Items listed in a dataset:
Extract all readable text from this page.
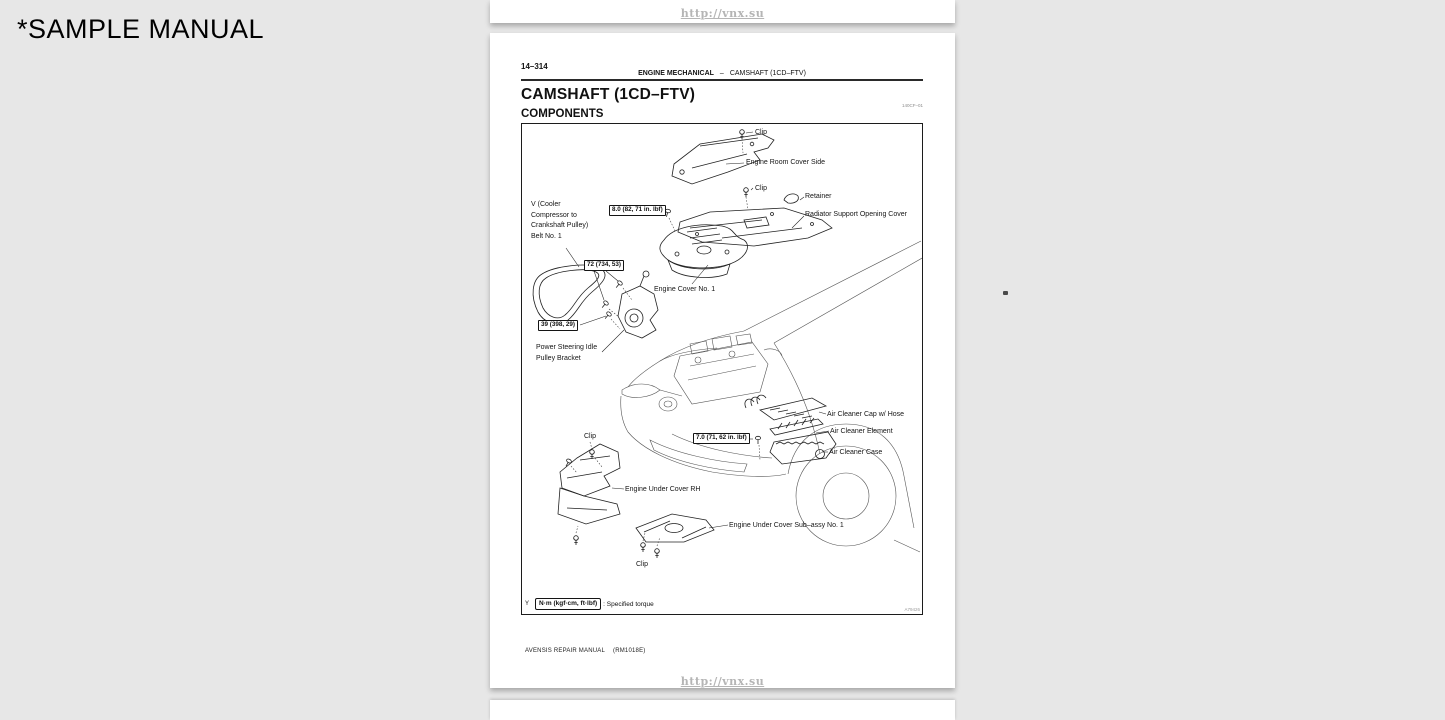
*SAMPLE MANUAL
http://vnx.su
14–314
ENGINE MECHANICAL – CAMSHAFT (1CD–FTV)
CAMSHAFT (1CD–FTV)
COMPONENTS
140CF–01
Clip
Engine Room Cover Side
Clip
Retainer
Radiator Support Opening Cover
V (Cooler Compressor to Crankshaft Pulley) Belt No. 1
Engine Cover No. 1
Power Steering Idle Pulley Bracket
Clip
Air Cleaner Cap w/ Hose
Air Cleaner Element
Air Cleaner Case
Engine Under Cover RH
Engine Under Cover Sub–assy No. 1
Clip
8.0 (82, 71 in. lbf)
72 (734, 53)
39 (398, 29)
7.0 (71, 62 in. lbf)
Y	N·m (kgf·cm, ft·lbf) : Specified torque
A79426
AVENSIS REPAIR MANUAL (RM1018E)
http://vnx.su
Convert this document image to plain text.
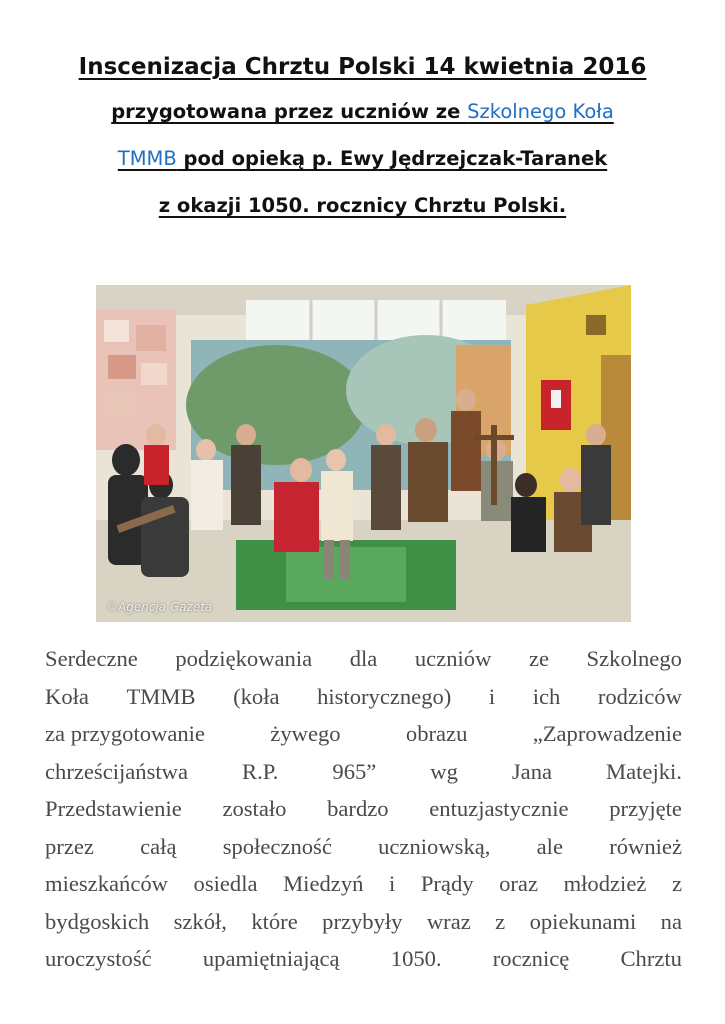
Inscenizacja Chrztu Polski 14 kwietnia 2016
przygotowana przez uczniów ze Szkolnego Koła
TMMB pod opieką p. Ewy Jędrzejczak-Taranek
z okazji 1050. rocznicy Chrztu Polski.
©Agencja Gazeta
Serdeczne podziękowania dla uczniów ze Szkolnego
Koła TMMB (koła historycznego) i ich rodziców
za przygotowanie	żywego	obrazu	„Zaprowadzenie
chrześcijaństwa R.P. 965” wg Jana Matejki.
Przedstawienie zostało bardzo entuzjastycznie przyjęte
przez całą społeczność uczniowską, ale również
mieszkańców osiedla Miedzyń i Prądy oraz młodzież z
bydgoskich szkół, które przybyły wraz z opiekunami na
uroczystość upamiętniającą 1050. rocznicę Chrztu
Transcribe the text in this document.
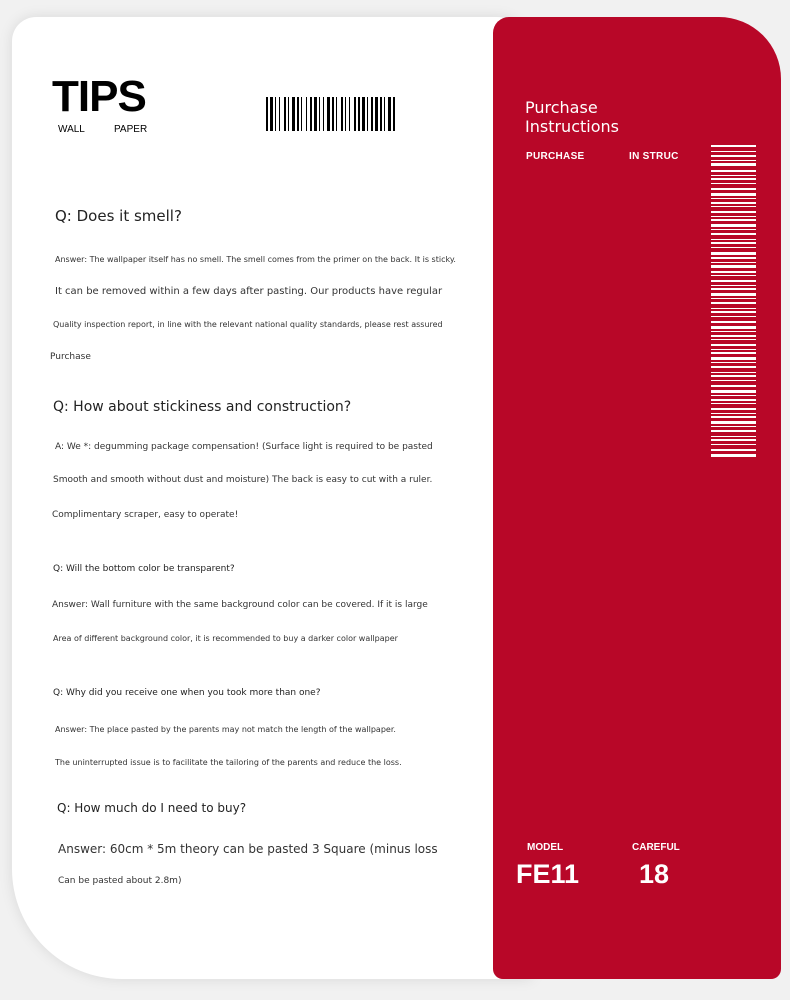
TIPS
WALL	PAPER
Q: Does it smell?
Answer: The wallpaper itself has no smell. The smell comes from the primer on the back. It is sticky.
It can be removed within a few days after pasting. Our products have regular
Quality inspection report, in line with the relevant national quality standards, please rest assured
Purchase
Q: How about stickiness and construction?
A: We *: degumming package compensation! (Surface light is required to be pasted
Smooth and smooth without dust and moisture) The back is easy to cut with a ruler.
Complimentary scraper, easy to operate!
Q: Will the bottom color be transparent?
Answer: Wall furniture with the same background color can be covered. If it is large
Area of different background color, it is recommended to buy a darker color wallpaper
Q: Why did you receive one when you took more than one?
Answer: The place pasted by the parents may not match the length of the wallpaper.
The uninterrupted issue is to facilitate the tailoring of the parents and reduce the loss.
Q: How much do I need to buy?
Answer: 60cm * 5m theory can be pasted 3 Square (minus loss
Can be pasted about 2.8m)
Purchase Instructions
PURCHASE	IN STRUC
MODEL	CAREFUL
FE11 18
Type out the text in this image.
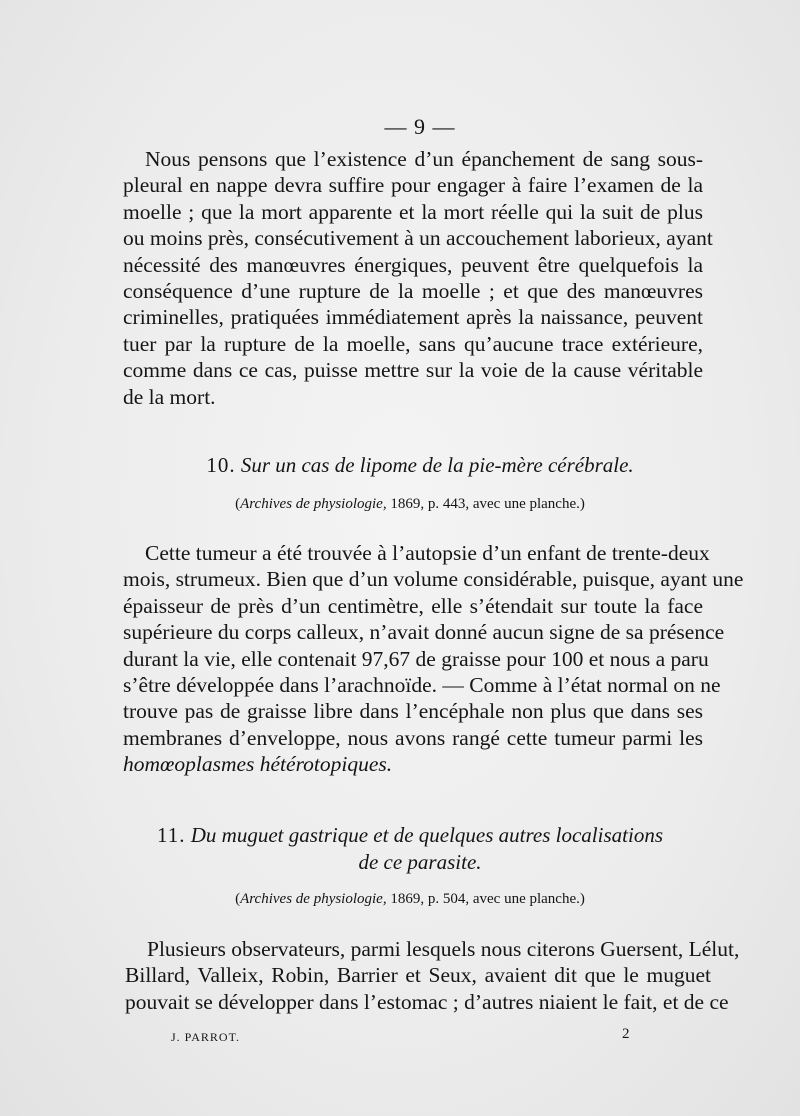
— 9 —
Nous pensons que l’existence d’un épanchement de sang sous-
pleural en nappe devra suffire pour engager à faire l’examen de la
moelle ; que la mort apparente et la mort réelle qui la suit de plus
ou moins près, consécutivement à un accouchement laborieux, ayant
nécessité des manœuvres énergiques, peuvent être quelquefois la
conséquence d’une rupture de la moelle ; et que des manœuvres
criminelles, pratiquées immédiatement après la naissance, peuvent
tuer par la rupture de la moelle, sans qu’aucune trace extérieure,
comme dans ce cas, puisse mettre sur la voie de la cause véritable
de la mort.
10. Sur un cas de lipome de la pie-mère cérébrale.
(Archives de physiologie, 1869, p. 443, avec une planche.)
Cette tumeur a été trouvée à l’autopsie d’un enfant de trente-deux
mois, strumeux. Bien que d’un volume considérable, puisque, ayant une
épaisseur de près d’un centimètre, elle s’étendait sur toute la face
supérieure du corps calleux, n’avait donné aucun signe de sa présence
durant la vie, elle contenait 97,67 de graisse pour 100 et nous a paru
s’être développée dans l’arachnoïde. — Comme à l’état normal on ne
trouve pas de graisse libre dans l’encéphale non plus que dans ses
membranes d’enveloppe, nous avons rangé cette tumeur parmi les
homœoplasmes hétérotopiques.
11. Du muguet gastrique et de quelques autres localisations
de ce parasite.
(Archives de physiologie, 1869, p. 504, avec une planche.)
Plusieurs observateurs, parmi lesquels nous citerons Guersent, Lélut,
Billard, Valleix, Robin, Barrier et Seux, avaient dit que le muguet
pouvait se développer dans l’estomac ; d’autres niaient le fait, et de ce
J. PARROT.	2
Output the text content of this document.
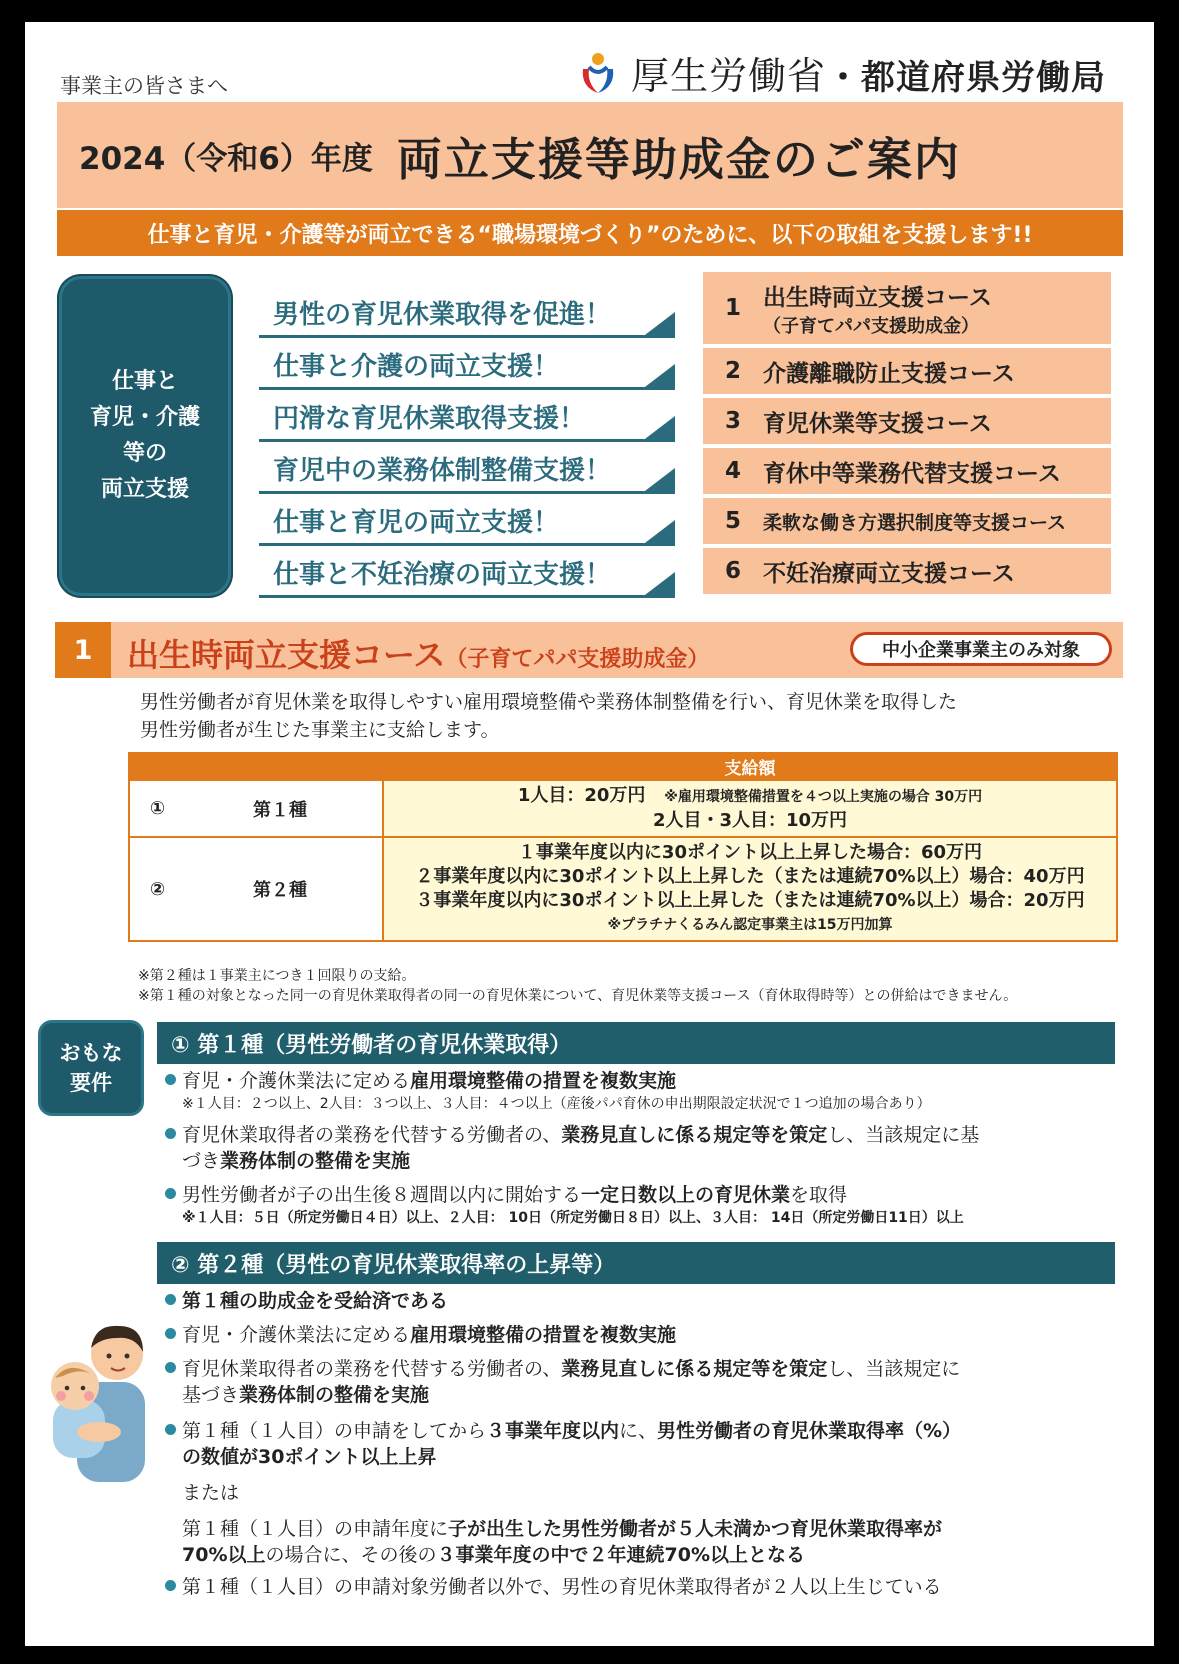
事業主の皆さまへ	厚生労働省・都道府県労働局
2024（令和6）年度 両立支援等助成金のご案内
仕事と育児・介護等が両立できる“職場環境づくり”のために、以下の取組を支援します!!
仕事と
育児・介護
等の
両立支援
男性の育児休業取得を促進！
仕事と介護の両立支援！
円滑な育児休業取得支援！
育児中の業務体制整備支援！
仕事と育児の両立支援！
仕事と不妊治療の両立支援！
1 出生時両立支援コース
（子育てパパ支援助成金）
2 介護離職防止支援コース
3 育児休業等支援コース
4 育休中等業務代替支援コース
5	柔軟な働き方選択制度等支援コース
6 不妊治療両立支援コース
1	出生時両立支援コース（子育てパパ支援助成金）	中小企業事業主のみ対象
男性労働者が育児休業を取得しやすい雇用環境整備や業務体制整備を行い、育児休業を取得した
男性労働者が生じた事業主に支給します。
		支給額
①	第１種	1人目：20万円 ※雇用環境整備措置を４つ以上実施の場合 30万円
2人目・3人目：10万円

②	第２種	１事業年度以内に30ポイント以上上昇した場合：60万円
２事業年度以内に30ポイント以上上昇した（または連続70%以上）場合：40万円
３事業年度以内に30ポイント以上上昇した（または連続70%以上）場合：20万円
※プラチナくるみん認定事業主は15万円加算
※第２種は１事業主につき１回限りの支給。
※第１種の対象となった同一の育児休業取得者の同一の育児休業について、育児休業等支援コース（育休取得時等）との併給はできません。
おもな
要件
① 第１種（男性労働者の育児休業取得）
育児・介護休業法に定める雇用環境整備の措置を複数実施
※１人目：２つ以上、2人目：３つ以上、３人目：４つ以上（産後パパ育休の申出期限設定状況で１つ追加の場合あり）
育児休業取得者の業務を代替する労働者の、業務見直しに係る規定等を策定し、当該規定に基
づき業務体制の整備を実施
男性労働者が子の出生後８週間以内に開始する一定日数以上の育児休業を取得
※１人目：５日（所定労働日４日）以上、２人目： 10日（所定労働日８日）以上、３人目： 14日（所定労働日11日）以上
② 第２種（男性の育児休業取得率の上昇等）
第１種の助成金を受給済である
育児・介護休業法に定める雇用環境整備の措置を複数実施
育児休業取得者の業務を代替する労働者の、業務見直しに係る規定等を策定し、当該規定に
基づき業務体制の整備を実施
第１種（１人目）の申請をしてから３事業年度以内に、男性労働者の育児休業取得率（%）
の数値が30ポイント以上上昇
または
第１種（１人目）の申請年度に子が出生した男性労働者が５人未満かつ育児休業取得率が
70%以上の場合に、その後の３事業年度の中で２年連続70%以上となる
第１種（１人目）の申請対象労働者以外で、男性の育児休業取得者が２人以上生じている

Directions:
Restate the whole listing above exactly, except for its images.

Solution for this task:
Extract all readable text from this page.
*SAMPLE MANUAL
http://vnx.su
14–314
ENGINE MECHANICAL – CAMSHAFT (1CD–FTV)
CAMSHAFT (1CD–FTV)
COMPONENTS
140CF–01
Clip
Engine Room Cover Side
Clip
Retainer
Radiator Support Opening Cover
V (Cooler Compressor to Crankshaft Pulley) Belt No. 1
Engine Cover No. 1
Power Steering Idle Pulley Bracket
Clip
Air Cleaner Cap w/ Hose
Air Cleaner Element
Air Cleaner Case
Engine Under Cover RH
Engine Under Cover Sub–assy No. 1
Clip
8.0 (82, 71 in. lbf)
72 (734, 53)
39 (398, 29)
7.0 (71, 62 in. lbf)
Y	N·m (kgf·cm, ft·lbf) : Specified torque
A79426
AVENSIS REPAIR MANUAL (RM1018E)
http://vnx.su
Convert this document image to plain text.
Inscenizacja Chrztu Polski 14 kwietnia 2016
przygotowana przez uczniów ze Szkolnego Koła
TMMB pod opieką p. Ewy Jędrzejczak-Taranek
z okazji 1050. rocznicy Chrztu Polski.
©Agencja Gazeta
Serdeczne podziękowania dla uczniów ze Szkolnego
Koła TMMB (koła historycznego) i ich rodziców
za przygotowanie	żywego	obrazu	„Zaprowadzenie
chrześcijaństwa R.P. 965” wg Jana Matejki.
Przedstawienie zostało bardzo entuzjastycznie przyjęte
przez całą społeczność uczniowską, ale również
mieszkańców osiedla Miedzyń i Prądy oraz młodzież z
bydgoskich szkół, które przybyły wraz z opiekunami na
uroczystość upamiętniającą 1050. rocznicę Chrztu
Transcribe the text in this document.
TIPS
WALL	PAPER
Q: Does it smell?
Answer: The wallpaper itself has no smell. The smell comes from the primer on the back. It is sticky.
It can be removed within a few days after pasting. Our products have regular
Quality inspection report, in line with the relevant national quality standards, please rest assured
Purchase
Q: How about stickiness and construction?
A: We *: degumming package compensation! (Surface light is required to be pasted
Smooth and smooth without dust and moisture) The back is easy to cut with a ruler.
Complimentary scraper, easy to operate!
Q: Will the bottom color be transparent?
Answer: Wall furniture with the same background color can be covered. If it is large
Area of different background color, it is recommended to buy a darker color wallpaper
Q: Why did you receive one when you took more than one?
Answer: The place pasted by the parents may not match the length of the wallpaper.
The uninterrupted issue is to facilitate the tailoring of the parents and reduce the loss.
Q: How much do I need to buy?
Answer: 60cm * 5m theory can be pasted 3 Square (minus loss
Can be pasted about 2.8m)
Purchase Instructions
PURCHASE	IN STRUC
MODEL	CAREFUL
FE11 18
Type out the text in this image.
— 9 —
Nous pensons que l’existence d’un épanchement de sang sous-
pleural en nappe devra suffire pour engager à faire l’examen de la
moelle ; que la mort apparente et la mort réelle qui la suit de plus
ou moins près, consécutivement à un accouchement laborieux, ayant
nécessité des manœuvres énergiques, peuvent être quelquefois la
conséquence d’une rupture de la moelle ; et que des manœuvres
criminelles, pratiquées immédiatement après la naissance, peuvent
tuer par la rupture de la moelle, sans qu’aucune trace extérieure,
comme dans ce cas, puisse mettre sur la voie de la cause véritable
de la mort.
10. Sur un cas de lipome de la pie-mère cérébrale.
(Archives de physiologie, 1869, p. 443, avec une planche.)
Cette tumeur a été trouvée à l’autopsie d’un enfant de trente-deux
mois, strumeux. Bien que d’un volume considérable, puisque, ayant une
épaisseur de près d’un centimètre, elle s’étendait sur toute la face
supérieure du corps calleux, n’avait donné aucun signe de sa présence
durant la vie, elle contenait 97,67 de graisse pour 100 et nous a paru
s’être développée dans l’arachnoïde. — Comme à l’état normal on ne
trouve pas de graisse libre dans l’encéphale non plus que dans ses
membranes d’enveloppe, nous avons rangé cette tumeur parmi les
homœoplasmes hétérotopiques.
11. Du muguet gastrique et de quelques autres localisations
de ce parasite.
(Archives de physiologie, 1869, p. 504, avec une planche.)
Plusieurs observateurs, parmi lesquels nous citerons Guersent, Lélut,
Billard, Valleix, Robin, Barrier et Seux, avaient dit que le muguet
pouvait se développer dans l’estomac ; d’autres niaient le fait, et de ce
J. PARROT.	2
Output the text content of this document.
事業主の皆さまへ	厚生労働省・都道府県労働局
2024（令和6）年度 両立支援等助成金のご案内
仕事と育児・介護等が両立できる“職場環境づくり”のために、以下の取組を支援します!!
仕事と
育児・介護
等の
両立支援
男性の育児休業取得を促進！
仕事と介護の両立支援！
円滑な育児休業取得支援！
育児中の業務体制整備支援！
仕事と育児の両立支援！
仕事と不妊治療の両立支援！
1 出生時両立支援コース
（子育てパパ支援助成金）
2 介護離職防止支援コース
3 育児休業等支援コース
4 育休中等業務代替支援コース
5	柔軟な働き方選択制度等支援コース
6 不妊治療両立支援コース
1	出生時両立支援コース（子育てパパ支援助成金）	中小企業事業主のみ対象
男性労働者が育児休業を取得しやすい雇用環境整備や業務体制整備を行い、育児休業を取得した
男性労働者が生じた事業主に支給します。
		支給額
①	第１種	1人目：20万円 ※雇用環境整備措置を４つ以上実施の場合 30万円
2人目・3人目：10万円

②	第２種	１事業年度以内に30ポイント以上上昇した場合：60万円
２事業年度以内に30ポイント以上上昇した（または連続70%以上）場合：40万円
３事業年度以内に30ポイント以上上昇した（または連続70%以上）場合：20万円
※プラチナくるみん認定事業主は15万円加算
※第２種は１事業主につき１回限りの支給。
※第１種の対象となった同一の育児休業取得者の同一の育児休業について、育児休業等支援コース（育休取得時等）との併給はできません。
おもな
要件
① 第１種（男性労働者の育児休業取得）
育児・介護休業法に定める雇用環境整備の措置を複数実施
※１人目：２つ以上、2人目：３つ以上、３人目：４つ以上（産後パパ育休の申出期限設定状況で１つ追加の場合あり）
育児休業取得者の業務を代替する労働者の、業務見直しに係る規定等を策定し、当該規定に基
づき業務体制の整備を実施
男性労働者が子の出生後８週間以内に開始する一定日数以上の育児休業を取得
※１人目：５日（所定労働日４日）以上、２人目： 10日（所定労働日８日）以上、３人目： 14日（所定労働日11日）以上
② 第２種（男性の育児休業取得率の上昇等）
第１種の助成金を受給済である
育児・介護休業法に定める雇用環境整備の措置を複数実施
育児休業取得者の業務を代替する労働者の、業務見直しに係る規定等を策定し、当該規定に
基づき業務体制の整備を実施
第１種（１人目）の申請をしてから３事業年度以内に、男性労働者の育児休業取得率（%）
の数値が30ポイント以上上昇
または
第１種（１人目）の申請年度に子が出生した男性労働者が５人未満かつ育児休業取得率が
70%以上の場合に、その後の３事業年度の中で２年連続70%以上となる
第１種（１人目）の申請対象労働者以外で、男性の育児休業取得者が２人以上生じている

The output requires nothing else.